▸ **Description of the task**: Set down the material once more, exactly as it appears.

▸ **Data for this exercise**:
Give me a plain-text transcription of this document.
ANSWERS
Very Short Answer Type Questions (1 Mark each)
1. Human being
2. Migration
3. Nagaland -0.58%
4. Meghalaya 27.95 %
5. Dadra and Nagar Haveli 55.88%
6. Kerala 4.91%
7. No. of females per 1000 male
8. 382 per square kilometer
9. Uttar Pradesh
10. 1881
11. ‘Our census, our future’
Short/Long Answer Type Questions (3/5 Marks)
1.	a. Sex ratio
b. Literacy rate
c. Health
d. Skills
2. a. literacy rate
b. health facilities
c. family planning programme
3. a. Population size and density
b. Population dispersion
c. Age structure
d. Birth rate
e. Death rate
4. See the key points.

▸ **Expected answer**:
Give me a plain-text transcription of this document.
ANSWERS
Very Short Answer Type Questions (1 Mark each)
1. Human being
2. Migration
3. Nagaland -0.58%
4. Meghalaya 27.95 %
5. Dadra and Nagar Haveli 55.88%
6. Kerala 4.91%
7. No. of females per 1000 male
8. 382 per square kilometer
9. Uttar Pradesh
10. 1881
11. ‘Our census, our future’
Short/Long Answer Type Questions (3/5 Marks)
1.	a. Sex ratio
b. Literacy rate
c. Health
d. Skills
2. a. literacy rate
b. health facilities
c. family planning programme
3. a. Population size and density
b. Population dispersion
c. Age structure
d. Birth rate
e. Death rate
4. See the key points.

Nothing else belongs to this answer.